» Directions for this task
Where a line holds the string "CIVITAVECCHIA", return that line.

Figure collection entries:
________________

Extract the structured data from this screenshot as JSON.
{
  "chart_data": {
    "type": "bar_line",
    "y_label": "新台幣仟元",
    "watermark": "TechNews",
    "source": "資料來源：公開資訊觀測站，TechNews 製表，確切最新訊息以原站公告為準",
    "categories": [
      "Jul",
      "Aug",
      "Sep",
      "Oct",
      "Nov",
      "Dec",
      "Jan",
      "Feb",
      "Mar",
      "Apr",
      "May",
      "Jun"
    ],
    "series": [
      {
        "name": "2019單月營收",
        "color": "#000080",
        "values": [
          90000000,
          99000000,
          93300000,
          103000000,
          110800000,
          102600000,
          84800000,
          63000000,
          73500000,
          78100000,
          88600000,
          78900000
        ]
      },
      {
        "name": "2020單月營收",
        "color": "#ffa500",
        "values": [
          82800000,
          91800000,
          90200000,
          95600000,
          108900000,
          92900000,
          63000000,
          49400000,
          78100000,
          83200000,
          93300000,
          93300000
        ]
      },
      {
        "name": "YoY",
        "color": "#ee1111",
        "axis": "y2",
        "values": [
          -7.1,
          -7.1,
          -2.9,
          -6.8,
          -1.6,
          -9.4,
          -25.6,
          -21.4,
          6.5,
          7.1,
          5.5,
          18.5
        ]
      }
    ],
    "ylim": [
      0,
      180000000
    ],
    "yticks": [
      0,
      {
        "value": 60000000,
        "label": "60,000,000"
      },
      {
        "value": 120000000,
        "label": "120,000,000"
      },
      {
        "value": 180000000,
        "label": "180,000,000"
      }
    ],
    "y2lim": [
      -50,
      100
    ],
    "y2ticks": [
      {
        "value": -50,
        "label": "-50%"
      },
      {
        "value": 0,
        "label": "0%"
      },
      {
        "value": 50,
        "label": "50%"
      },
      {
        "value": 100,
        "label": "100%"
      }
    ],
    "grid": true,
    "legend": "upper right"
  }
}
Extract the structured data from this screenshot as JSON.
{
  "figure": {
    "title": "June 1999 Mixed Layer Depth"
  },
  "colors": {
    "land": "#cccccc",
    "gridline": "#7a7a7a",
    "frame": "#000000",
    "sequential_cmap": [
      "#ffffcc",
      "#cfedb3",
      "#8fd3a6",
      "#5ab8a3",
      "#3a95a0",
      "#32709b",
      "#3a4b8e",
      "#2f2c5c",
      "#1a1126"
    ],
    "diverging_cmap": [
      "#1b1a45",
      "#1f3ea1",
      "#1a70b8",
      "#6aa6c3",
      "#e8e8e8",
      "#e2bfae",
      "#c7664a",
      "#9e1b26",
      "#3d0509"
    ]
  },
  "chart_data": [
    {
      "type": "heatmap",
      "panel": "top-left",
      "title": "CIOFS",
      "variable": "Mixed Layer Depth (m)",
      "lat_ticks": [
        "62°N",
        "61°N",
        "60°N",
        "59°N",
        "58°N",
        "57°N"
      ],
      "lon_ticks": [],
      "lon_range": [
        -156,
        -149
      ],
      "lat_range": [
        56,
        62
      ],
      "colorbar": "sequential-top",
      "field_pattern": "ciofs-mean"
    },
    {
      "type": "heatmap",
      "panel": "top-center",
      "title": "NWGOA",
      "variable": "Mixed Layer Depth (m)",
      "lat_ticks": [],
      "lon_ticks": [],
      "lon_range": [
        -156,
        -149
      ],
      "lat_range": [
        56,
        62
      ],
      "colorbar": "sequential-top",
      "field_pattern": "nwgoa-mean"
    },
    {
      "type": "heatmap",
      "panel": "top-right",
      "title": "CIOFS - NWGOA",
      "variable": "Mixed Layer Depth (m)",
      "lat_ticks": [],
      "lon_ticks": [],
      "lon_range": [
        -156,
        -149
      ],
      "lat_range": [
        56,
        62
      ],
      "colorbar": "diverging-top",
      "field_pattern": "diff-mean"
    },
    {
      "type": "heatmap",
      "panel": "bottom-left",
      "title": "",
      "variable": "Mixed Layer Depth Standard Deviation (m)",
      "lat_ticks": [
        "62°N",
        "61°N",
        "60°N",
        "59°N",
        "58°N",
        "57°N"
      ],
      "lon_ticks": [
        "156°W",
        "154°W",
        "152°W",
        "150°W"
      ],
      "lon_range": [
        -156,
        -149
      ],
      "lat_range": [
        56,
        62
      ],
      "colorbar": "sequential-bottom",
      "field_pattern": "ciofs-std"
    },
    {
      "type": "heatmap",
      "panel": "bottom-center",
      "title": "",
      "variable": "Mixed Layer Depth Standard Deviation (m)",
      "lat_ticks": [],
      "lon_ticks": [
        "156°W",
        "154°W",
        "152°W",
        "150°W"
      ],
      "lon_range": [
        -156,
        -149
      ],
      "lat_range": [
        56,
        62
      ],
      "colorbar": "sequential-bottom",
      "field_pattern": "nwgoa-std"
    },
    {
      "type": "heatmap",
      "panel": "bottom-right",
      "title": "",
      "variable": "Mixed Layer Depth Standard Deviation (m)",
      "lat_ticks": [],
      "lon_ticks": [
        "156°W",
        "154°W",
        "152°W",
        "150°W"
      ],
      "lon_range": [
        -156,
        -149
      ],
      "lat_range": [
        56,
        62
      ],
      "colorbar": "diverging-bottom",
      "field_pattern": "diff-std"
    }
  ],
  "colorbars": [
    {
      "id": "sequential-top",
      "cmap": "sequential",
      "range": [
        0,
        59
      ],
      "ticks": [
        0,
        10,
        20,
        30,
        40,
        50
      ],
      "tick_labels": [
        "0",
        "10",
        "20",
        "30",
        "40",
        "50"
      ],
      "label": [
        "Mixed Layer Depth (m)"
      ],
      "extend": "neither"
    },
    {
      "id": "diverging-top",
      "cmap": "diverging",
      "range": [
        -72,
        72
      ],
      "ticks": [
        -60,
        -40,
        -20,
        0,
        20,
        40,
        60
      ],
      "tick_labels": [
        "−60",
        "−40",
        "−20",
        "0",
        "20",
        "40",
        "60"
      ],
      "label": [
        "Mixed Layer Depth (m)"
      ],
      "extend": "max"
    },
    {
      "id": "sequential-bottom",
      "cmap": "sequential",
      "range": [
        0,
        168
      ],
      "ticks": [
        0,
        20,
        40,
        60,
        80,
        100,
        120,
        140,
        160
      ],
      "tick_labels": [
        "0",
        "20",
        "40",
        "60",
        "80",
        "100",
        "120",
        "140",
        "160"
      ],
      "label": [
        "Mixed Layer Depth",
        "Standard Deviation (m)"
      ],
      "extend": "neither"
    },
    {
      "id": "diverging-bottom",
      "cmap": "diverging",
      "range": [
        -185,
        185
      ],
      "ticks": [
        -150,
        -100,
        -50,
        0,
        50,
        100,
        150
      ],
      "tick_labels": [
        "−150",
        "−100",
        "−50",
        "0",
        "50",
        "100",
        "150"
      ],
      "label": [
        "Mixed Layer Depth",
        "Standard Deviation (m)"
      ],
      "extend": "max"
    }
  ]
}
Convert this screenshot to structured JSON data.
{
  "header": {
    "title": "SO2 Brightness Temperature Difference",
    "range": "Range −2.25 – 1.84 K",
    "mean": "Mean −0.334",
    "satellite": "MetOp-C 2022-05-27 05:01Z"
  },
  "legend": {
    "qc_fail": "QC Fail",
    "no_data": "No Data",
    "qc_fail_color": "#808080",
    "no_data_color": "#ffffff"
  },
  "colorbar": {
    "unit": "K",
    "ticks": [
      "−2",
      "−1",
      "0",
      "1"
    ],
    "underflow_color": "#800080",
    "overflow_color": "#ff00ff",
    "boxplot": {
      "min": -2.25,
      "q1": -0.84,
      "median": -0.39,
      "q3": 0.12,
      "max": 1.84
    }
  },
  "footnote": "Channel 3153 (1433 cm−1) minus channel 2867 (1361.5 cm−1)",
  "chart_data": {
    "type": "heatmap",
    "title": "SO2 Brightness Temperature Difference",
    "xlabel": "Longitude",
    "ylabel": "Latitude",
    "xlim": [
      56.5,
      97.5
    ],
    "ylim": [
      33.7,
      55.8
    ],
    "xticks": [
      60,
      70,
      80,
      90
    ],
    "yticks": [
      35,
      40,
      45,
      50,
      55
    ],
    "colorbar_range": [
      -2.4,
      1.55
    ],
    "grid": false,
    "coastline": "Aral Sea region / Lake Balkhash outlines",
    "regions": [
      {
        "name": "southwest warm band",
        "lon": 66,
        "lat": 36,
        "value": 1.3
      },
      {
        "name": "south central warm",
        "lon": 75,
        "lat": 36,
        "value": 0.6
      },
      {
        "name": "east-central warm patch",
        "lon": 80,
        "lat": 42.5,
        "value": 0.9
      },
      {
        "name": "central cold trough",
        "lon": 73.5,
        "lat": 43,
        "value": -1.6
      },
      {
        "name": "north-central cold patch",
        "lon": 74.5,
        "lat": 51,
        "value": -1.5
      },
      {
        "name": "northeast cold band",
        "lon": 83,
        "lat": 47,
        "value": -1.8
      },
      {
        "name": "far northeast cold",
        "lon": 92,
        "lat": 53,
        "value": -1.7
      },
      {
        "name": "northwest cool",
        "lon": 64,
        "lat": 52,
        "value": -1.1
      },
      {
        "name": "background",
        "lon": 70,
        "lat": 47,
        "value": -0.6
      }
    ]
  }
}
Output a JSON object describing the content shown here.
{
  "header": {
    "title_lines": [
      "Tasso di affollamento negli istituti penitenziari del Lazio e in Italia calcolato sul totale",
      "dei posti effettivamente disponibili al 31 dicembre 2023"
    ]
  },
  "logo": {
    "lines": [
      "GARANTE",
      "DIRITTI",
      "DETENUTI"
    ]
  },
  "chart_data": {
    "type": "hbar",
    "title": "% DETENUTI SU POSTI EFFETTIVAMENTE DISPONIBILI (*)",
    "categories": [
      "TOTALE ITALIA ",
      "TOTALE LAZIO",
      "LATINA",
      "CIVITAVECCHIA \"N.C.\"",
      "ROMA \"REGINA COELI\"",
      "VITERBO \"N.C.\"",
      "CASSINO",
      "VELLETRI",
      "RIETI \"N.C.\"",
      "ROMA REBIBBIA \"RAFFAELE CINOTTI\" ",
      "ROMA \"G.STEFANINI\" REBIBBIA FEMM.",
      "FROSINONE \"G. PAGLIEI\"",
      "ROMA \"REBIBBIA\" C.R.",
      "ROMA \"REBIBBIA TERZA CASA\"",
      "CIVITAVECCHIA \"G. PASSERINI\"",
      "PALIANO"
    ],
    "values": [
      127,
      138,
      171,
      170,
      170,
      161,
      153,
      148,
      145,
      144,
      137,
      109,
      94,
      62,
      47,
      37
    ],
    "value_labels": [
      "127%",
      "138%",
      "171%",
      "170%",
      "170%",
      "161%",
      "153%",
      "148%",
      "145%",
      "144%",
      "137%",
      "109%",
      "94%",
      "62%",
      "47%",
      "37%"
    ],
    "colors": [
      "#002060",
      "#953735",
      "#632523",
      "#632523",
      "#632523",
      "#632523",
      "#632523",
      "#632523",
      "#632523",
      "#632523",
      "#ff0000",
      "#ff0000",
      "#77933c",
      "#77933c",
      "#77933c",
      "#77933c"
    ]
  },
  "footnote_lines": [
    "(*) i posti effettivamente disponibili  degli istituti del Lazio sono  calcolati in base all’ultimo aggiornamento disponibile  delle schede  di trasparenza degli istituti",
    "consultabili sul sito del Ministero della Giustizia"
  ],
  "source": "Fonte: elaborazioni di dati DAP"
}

________________

» Response to this exercise
      "CIVITAVECCHIA \"N.C.\"",
      "CIVITAVECCHIA \"G. PASSERINI\"",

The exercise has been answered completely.